DESCRIPTION OF THE TASK: Repeat the records in full and exactly, omitting pictures.
-- start --
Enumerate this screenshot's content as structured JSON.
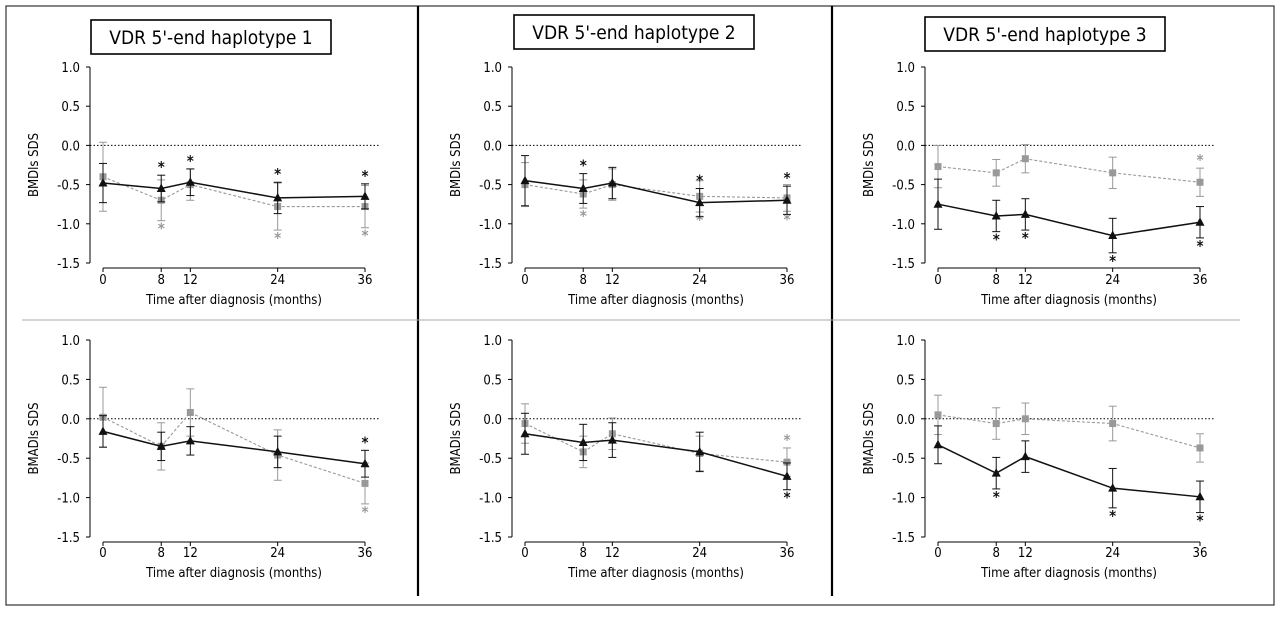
{
  "colors": {
    "black_series": "#111111",
    "gray_series": "#999999",
    "frame": "#333333",
    "divider": "#aaaaaa"
  },
  "chart_data": [
    {
      "type": "line",
      "title": "VDR 5'-end haplotype 1",
      "ylabel": "BMDls SDS",
      "xlabel": "Time after diagnosis (months)",
      "x": [
        0,
        8,
        12,
        24,
        36
      ],
      "ylim": [
        -1.5,
        1.0
      ],
      "yticks": [
        "1.0",
        "0.5",
        "0.0",
        "-0.5",
        "-1.0",
        "-1.5"
      ],
      "xticks": [
        "0",
        "8",
        "12",
        "24",
        "36"
      ],
      "series": [
        {
          "name": "black",
          "marker": "triangle",
          "line": "solid",
          "values": [
            -0.48,
            -0.55,
            -0.47,
            -0.67,
            -0.65
          ],
          "err": [
            0.25,
            0.17,
            0.17,
            0.2,
            0.16
          ],
          "stars": [
            "",
            "above",
            "above",
            "above",
            "above"
          ]
        },
        {
          "name": "gray",
          "marker": "square",
          "line": "dashed",
          "values": [
            -0.4,
            -0.7,
            -0.5,
            -0.78,
            -0.78
          ],
          "err": [
            0.44,
            0.26,
            0.2,
            0.3,
            0.27
          ],
          "stars": [
            "",
            "below",
            "",
            "below",
            "below"
          ]
        }
      ]
    },
    {
      "type": "line",
      "title": "VDR 5'-end haplotype 2",
      "ylabel": "BMDls SDS",
      "xlabel": "Time after diagnosis (months)",
      "x": [
        0,
        8,
        12,
        24,
        36
      ],
      "ylim": [
        -1.5,
        1.0
      ],
      "yticks": [
        "1.0",
        "0.5",
        "0.0",
        "-0.5",
        "-1.0",
        "-1.5"
      ],
      "xticks": [
        "0",
        "8",
        "12",
        "24",
        "36"
      ],
      "series": [
        {
          "name": "black",
          "marker": "triangle",
          "line": "solid",
          "values": [
            -0.45,
            -0.55,
            -0.48,
            -0.73,
            -0.7
          ],
          "err": [
            0.32,
            0.19,
            0.2,
            0.18,
            0.18
          ],
          "stars": [
            "",
            "above",
            "",
            "above",
            "above"
          ]
        },
        {
          "name": "gray",
          "marker": "square",
          "line": "dashed",
          "values": [
            -0.5,
            -0.62,
            -0.5,
            -0.65,
            -0.67
          ],
          "err": [
            0.28,
            0.18,
            0.2,
            0.2,
            0.17
          ],
          "stars": [
            "",
            "below",
            "",
            "below",
            "below"
          ]
        }
      ]
    },
    {
      "type": "line",
      "title": "VDR 5'-end haplotype 3",
      "ylabel": "BMDls SDS",
      "xlabel": "Time after diagnosis (months)",
      "x": [
        0,
        8,
        12,
        24,
        36
      ],
      "ylim": [
        -1.5,
        1.0
      ],
      "yticks": [
        "1.0",
        "0.5",
        "0.0",
        "-0.5",
        "-1.0",
        "-1.5"
      ],
      "xticks": [
        "0",
        "8",
        "12",
        "24",
        "36"
      ],
      "series": [
        {
          "name": "black",
          "marker": "triangle",
          "line": "solid",
          "values": [
            -0.75,
            -0.9,
            -0.88,
            -1.15,
            -0.98
          ],
          "err": [
            0.32,
            0.2,
            0.2,
            0.22,
            0.2
          ],
          "stars": [
            "",
            "below",
            "below",
            "below",
            "below"
          ]
        },
        {
          "name": "gray",
          "marker": "square",
          "line": "dashed",
          "values": [
            -0.27,
            -0.35,
            -0.17,
            -0.35,
            -0.47
          ],
          "err": [
            0.27,
            0.17,
            0.18,
            0.2,
            0.18
          ],
          "stars": [
            "",
            "",
            "",
            "",
            "above"
          ]
        }
      ]
    },
    {
      "type": "line",
      "title": "",
      "ylabel": "BMADls SDS",
      "xlabel": "Time after diagnosis (months)",
      "x": [
        0,
        8,
        12,
        24,
        36
      ],
      "ylim": [
        -1.5,
        1.0
      ],
      "yticks": [
        "1.0",
        "0.5",
        "0.0",
        "-0.5",
        "-1.0",
        "-1.5"
      ],
      "xticks": [
        "0",
        "8",
        "12",
        "24",
        "36"
      ],
      "series": [
        {
          "name": "black",
          "marker": "triangle",
          "line": "solid",
          "values": [
            -0.16,
            -0.35,
            -0.28,
            -0.42,
            -0.57
          ],
          "err": [
            0.2,
            0.18,
            0.18,
            0.2,
            0.17
          ],
          "stars": [
            "",
            "",
            "",
            "",
            "above"
          ]
        },
        {
          "name": "gray",
          "marker": "square",
          "line": "dashed",
          "values": [
            0.02,
            -0.35,
            0.08,
            -0.46,
            -0.82
          ],
          "err": [
            0.38,
            0.3,
            0.3,
            0.32,
            0.26
          ],
          "stars": [
            "",
            "",
            "",
            "",
            "below"
          ]
        }
      ]
    },
    {
      "type": "line",
      "title": "",
      "ylabel": "BMADls SDS",
      "xlabel": "Time after diagnosis (months)",
      "x": [
        0,
        8,
        12,
        24,
        36
      ],
      "ylim": [
        -1.5,
        1.0
      ],
      "yticks": [
        "1.0",
        "0.5",
        "0.0",
        "-0.5",
        "-1.0",
        "-1.5"
      ],
      "xticks": [
        "0",
        "8",
        "12",
        "24",
        "36"
      ],
      "series": [
        {
          "name": "black",
          "marker": "triangle",
          "line": "solid",
          "values": [
            -0.19,
            -0.3,
            -0.27,
            -0.42,
            -0.73
          ],
          "err": [
            0.26,
            0.23,
            0.22,
            0.25,
            0.17
          ],
          "stars": [
            "",
            "",
            "",
            "",
            "below"
          ]
        },
        {
          "name": "gray",
          "marker": "square",
          "line": "dashed",
          "values": [
            -0.06,
            -0.42,
            -0.19,
            -0.44,
            -0.55
          ],
          "err": [
            0.25,
            0.2,
            0.2,
            0.22,
            0.18
          ],
          "stars": [
            "",
            "",
            "",
            "",
            "above"
          ]
        }
      ]
    },
    {
      "type": "line",
      "title": "",
      "ylabel": "BMADls SDS",
      "xlabel": "Time after diagnosis (months)",
      "x": [
        0,
        8,
        12,
        24,
        36
      ],
      "ylim": [
        -1.5,
        1.0
      ],
      "yticks": [
        "1.0",
        "0.5",
        "0.0",
        "-0.5",
        "-1.0",
        "-1.5"
      ],
      "xticks": [
        "0",
        "8",
        "12",
        "24",
        "36"
      ],
      "series": [
        {
          "name": "black",
          "marker": "triangle",
          "line": "solid",
          "values": [
            -0.33,
            -0.69,
            -0.48,
            -0.88,
            -0.99
          ],
          "err": [
            0.24,
            0.2,
            0.2,
            0.25,
            0.2
          ],
          "stars": [
            "",
            "below",
            "",
            "below",
            "below"
          ]
        },
        {
          "name": "gray",
          "marker": "square",
          "line": "dashed",
          "values": [
            0.05,
            -0.06,
            0.0,
            -0.06,
            -0.37
          ],
          "err": [
            0.25,
            0.2,
            0.2,
            0.22,
            0.18
          ],
          "stars": [
            "",
            "",
            "",
            "",
            ""
          ]
        }
      ]
    }
  ]
}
-- end --
RESULT:
Enumerate this screenshot's content as structured JSON.
{
  "colors": {
    "black_series": "#111111",
    "gray_series": "#999999",
    "frame": "#333333",
    "divider": "#aaaaaa"
  },
  "chart_data": [
    {
      "type": "line",
      "title": "VDR 5'-end haplotype 1",
      "ylabel": "BMDls SDS",
      "xlabel": "Time after diagnosis (months)",
      "x": [
        0,
        8,
        12,
        24,
        36
      ],
      "ylim": [
        -1.5,
        1.0
      ],
      "yticks": [
        "1.0",
        "0.5",
        "0.0",
        "-0.5",
        "-1.0",
        "-1.5"
      ],
      "xticks": [
        "0",
        "8",
        "12",
        "24",
        "36"
      ],
      "series": [
        {
          "name": "black",
          "marker": "triangle",
          "line": "solid",
          "values": [
            -0.48,
            -0.55,
            -0.47,
            -0.67,
            -0.65
          ],
          "err": [
            0.25,
            0.17,
            0.17,
            0.2,
            0.16
          ],
          "stars": [
            "",
            "above",
            "above",
            "above",
            "above"
          ]
        },
        {
          "name": "gray",
          "marker": "square",
          "line": "dashed",
          "values": [
            -0.4,
            -0.7,
            -0.5,
            -0.78,
            -0.78
          ],
          "err": [
            0.44,
            0.26,
            0.2,
            0.3,
            0.27
          ],
          "stars": [
            "",
            "below",
            "",
            "below",
            "below"
          ]
        }
      ]
    },
    {
      "type": "line",
      "title": "VDR 5'-end haplotype 2",
      "ylabel": "BMDls SDS",
      "xlabel": "Time after diagnosis (months)",
      "x": [
        0,
        8,
        12,
        24,
        36
      ],
      "ylim": [
        -1.5,
        1.0
      ],
      "yticks": [
        "1.0",
        "0.5",
        "0.0",
        "-0.5",
        "-1.0",
        "-1.5"
      ],
      "xticks": [
        "0",
        "8",
        "12",
        "24",
        "36"
      ],
      "series": [
        {
          "name": "black",
          "marker": "triangle",
          "line": "solid",
          "values": [
            -0.45,
            -0.55,
            -0.48,
            -0.73,
            -0.7
          ],
          "err": [
            0.32,
            0.19,
            0.2,
            0.18,
            0.18
          ],
          "stars": [
            "",
            "above",
            "",
            "above",
            "above"
          ]
        },
        {
          "name": "gray",
          "marker": "square",
          "line": "dashed",
          "values": [
            -0.5,
            -0.62,
            -0.5,
            -0.65,
            -0.67
          ],
          "err": [
            0.28,
            0.18,
            0.2,
            0.2,
            0.17
          ],
          "stars": [
            "",
            "below",
            "",
            "below",
            "below"
          ]
        }
      ]
    },
    {
      "type": "line",
      "title": "VDR 5'-end haplotype 3",
      "ylabel": "BMDls SDS",
      "xlabel": "Time after diagnosis (months)",
      "x": [
        0,
        8,
        12,
        24,
        36
      ],
      "ylim": [
        -1.5,
        1.0
      ],
      "yticks": [
        "1.0",
        "0.5",
        "0.0",
        "-0.5",
        "-1.0",
        "-1.5"
      ],
      "xticks": [
        "0",
        "8",
        "12",
        "24",
        "36"
      ],
      "series": [
        {
          "name": "black",
          "marker": "triangle",
          "line": "solid",
          "values": [
            -0.75,
            -0.9,
            -0.88,
            -1.15,
            -0.98
          ],
          "err": [
            0.32,
            0.2,
            0.2,
            0.22,
            0.2
          ],
          "stars": [
            "",
            "below",
            "below",
            "below",
            "below"
          ]
        },
        {
          "name": "gray",
          "marker": "square",
          "line": "dashed",
          "values": [
            -0.27,
            -0.35,
            -0.17,
            -0.35,
            -0.47
          ],
          "err": [
            0.27,
            0.17,
            0.18,
            0.2,
            0.18
          ],
          "stars": [
            "",
            "",
            "",
            "",
            "above"
          ]
        }
      ]
    },
    {
      "type": "line",
      "title": "",
      "ylabel": "BMADls SDS",
      "xlabel": "Time after diagnosis (months)",
      "x": [
        0,
        8,
        12,
        24,
        36
      ],
      "ylim": [
        -1.5,
        1.0
      ],
      "yticks": [
        "1.0",
        "0.5",
        "0.0",
        "-0.5",
        "-1.0",
        "-1.5"
      ],
      "xticks": [
        "0",
        "8",
        "12",
        "24",
        "36"
      ],
      "series": [
        {
          "name": "black",
          "marker": "triangle",
          "line": "solid",
          "values": [
            -0.16,
            -0.35,
            -0.28,
            -0.42,
            -0.57
          ],
          "err": [
            0.2,
            0.18,
            0.18,
            0.2,
            0.17
          ],
          "stars": [
            "",
            "",
            "",
            "",
            "above"
          ]
        },
        {
          "name": "gray",
          "marker": "square",
          "line": "dashed",
          "values": [
            0.02,
            -0.35,
            0.08,
            -0.46,
            -0.82
          ],
          "err": [
            0.38,
            0.3,
            0.3,
            0.32,
            0.26
          ],
          "stars": [
            "",
            "",
            "",
            "",
            "below"
          ]
        }
      ]
    },
    {
      "type": "line",
      "title": "",
      "ylabel": "BMADls SDS",
      "xlabel": "Time after diagnosis (months)",
      "x": [
        0,
        8,
        12,
        24,
        36
      ],
      "ylim": [
        -1.5,
        1.0
      ],
      "yticks": [
        "1.0",
        "0.5",
        "0.0",
        "-0.5",
        "-1.0",
        "-1.5"
      ],
      "xticks": [
        "0",
        "8",
        "12",
        "24",
        "36"
      ],
      "series": [
        {
          "name": "black",
          "marker": "triangle",
          "line": "solid",
          "values": [
            -0.19,
            -0.3,
            -0.27,
            -0.42,
            -0.73
          ],
          "err": [
            0.26,
            0.23,
            0.22,
            0.25,
            0.17
          ],
          "stars": [
            "",
            "",
            "",
            "",
            "below"
          ]
        },
        {
          "name": "gray",
          "marker": "square",
          "line": "dashed",
          "values": [
            -0.06,
            -0.42,
            -0.19,
            -0.44,
            -0.55
          ],
          "err": [
            0.25,
            0.2,
            0.2,
            0.22,
            0.18
          ],
          "stars": [
            "",
            "",
            "",
            "",
            "above"
          ]
        }
      ]
    },
    {
      "type": "line",
      "title": "",
      "ylabel": "BMADls SDS",
      "xlabel": "Time after diagnosis (months)",
      "x": [
        0,
        8,
        12,
        24,
        36
      ],
      "ylim": [
        -1.5,
        1.0
      ],
      "yticks": [
        "1.0",
        "0.5",
        "0.0",
        "-0.5",
        "-1.0",
        "-1.5"
      ],
      "xticks": [
        "0",
        "8",
        "12",
        "24",
        "36"
      ],
      "series": [
        {
          "name": "black",
          "marker": "triangle",
          "line": "solid",
          "values": [
            -0.33,
            -0.69,
            -0.48,
            -0.88,
            -0.99
          ],
          "err": [
            0.24,
            0.2,
            0.2,
            0.25,
            0.2
          ],
          "stars": [
            "",
            "below",
            "",
            "below",
            "below"
          ]
        },
        {
          "name": "gray",
          "marker": "square",
          "line": "dashed",
          "values": [
            0.05,
            -0.06,
            0.0,
            -0.06,
            -0.37
          ],
          "err": [
            0.25,
            0.2,
            0.2,
            0.22,
            0.18
          ],
          "stars": [
            "",
            "",
            "",
            "",
            ""
          ]
        }
      ]
    }
  ]
}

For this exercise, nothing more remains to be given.